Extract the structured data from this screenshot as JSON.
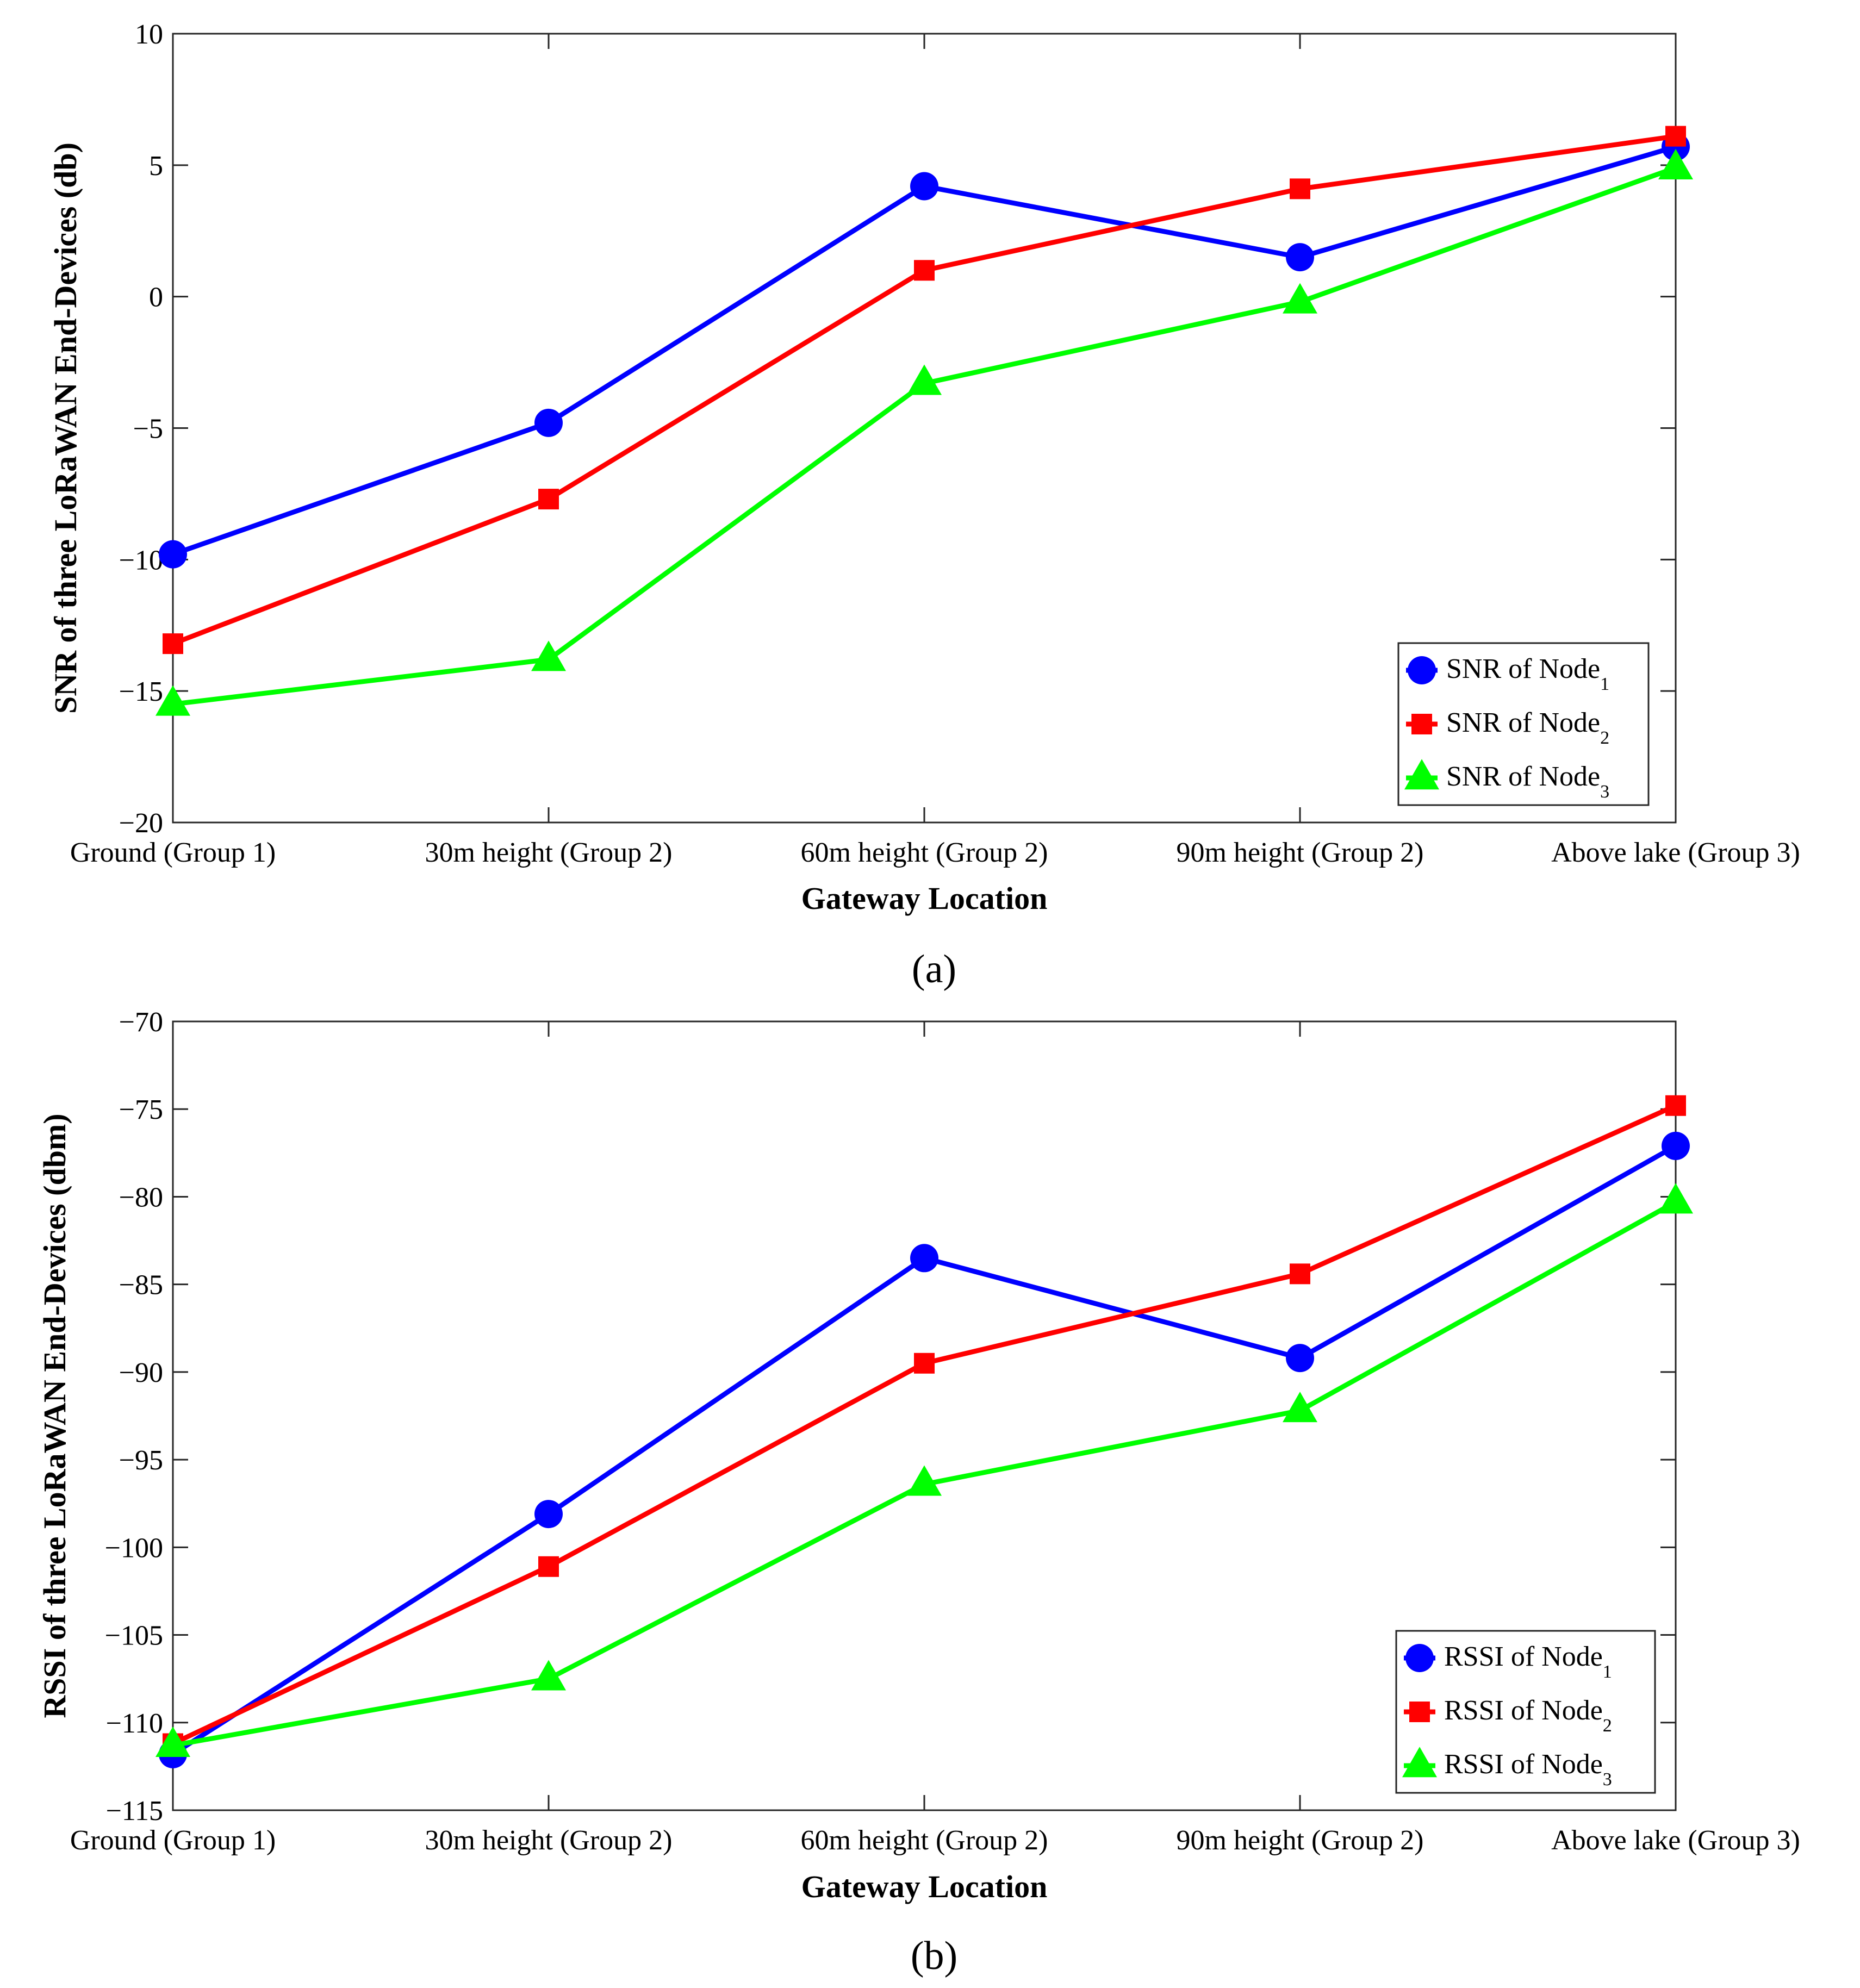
{
  "chart_data": [
    {
      "type": "line",
      "caption": "(a)",
      "categories": [
        "Ground (Group 1)",
        "30m height (Group 2)",
        "60m height (Group 2)",
        "90m height (Group 2)",
        "Above lake (Group 3)"
      ],
      "xlabel": "Gateway Location",
      "ylabel": "SNR of three LoRaWAN End-Devices (db)",
      "ylim": [
        -20,
        10
      ],
      "yticks": [
        10,
        5,
        0,
        -5,
        -10,
        -15,
        -20
      ],
      "ytick_labels": [
        "10",
        "5",
        "0",
        "−5",
        "−10",
        "−15",
        "−20"
      ],
      "legend_position": "lower-right",
      "series": [
        {
          "name": "SNR of Node",
          "subscript": "1",
          "color": "#0000ff",
          "marker": "circle",
          "values": [
            -9.8,
            -4.8,
            4.2,
            1.5,
            5.7
          ]
        },
        {
          "name": "SNR of Node",
          "subscript": "2",
          "color": "#ff0000",
          "marker": "square",
          "values": [
            -13.2,
            -7.7,
            1.0,
            4.1,
            6.1
          ]
        },
        {
          "name": "SNR of Node",
          "subscript": "3",
          "color": "#00ff00",
          "marker": "triangle",
          "values": [
            -15.5,
            -13.8,
            -3.3,
            -0.2,
            4.9
          ]
        }
      ]
    },
    {
      "type": "line",
      "caption": "(b)",
      "categories": [
        "Ground (Group 1)",
        "30m height (Group 2)",
        "60m height (Group 2)",
        "90m height (Group 2)",
        "Above lake (Group 3)"
      ],
      "xlabel": "Gateway Location",
      "ylabel": "RSSI of three LoRaWAN End-Devices (dbm)",
      "ylim": [
        -115,
        -70
      ],
      "yticks": [
        -70,
        -75,
        -80,
        -85,
        -90,
        -95,
        -100,
        -105,
        -110,
        -115
      ],
      "ytick_labels": [
        "−70",
        "−75",
        "−80",
        "−85",
        "−90",
        "−95",
        "−100",
        "−105",
        "−110",
        "−115"
      ],
      "legend_position": "lower-right",
      "series": [
        {
          "name": "RSSI of Node",
          "subscript": "1",
          "color": "#0000ff",
          "marker": "circle",
          "values": [
            -111.8,
            -98.1,
            -83.5,
            -89.2,
            -77.1
          ]
        },
        {
          "name": "RSSI of Node",
          "subscript": "2",
          "color": "#ff0000",
          "marker": "square",
          "values": [
            -111.2,
            -101.1,
            -89.5,
            -84.4,
            -74.8
          ]
        },
        {
          "name": "RSSI of Node",
          "subscript": "3",
          "color": "#00ff00",
          "marker": "triangle",
          "values": [
            -111.3,
            -107.5,
            -96.4,
            -92.2,
            -80.3
          ]
        }
      ]
    }
  ]
}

□ □ □

Exercise task -
Return each line that includes "Devices".

Expected output -
      "ylabel": "SNR of three LoRaWAN End-Devices (db)",
      "ylabel": "RSSI of three LoRaWAN End-Devices (dbm)",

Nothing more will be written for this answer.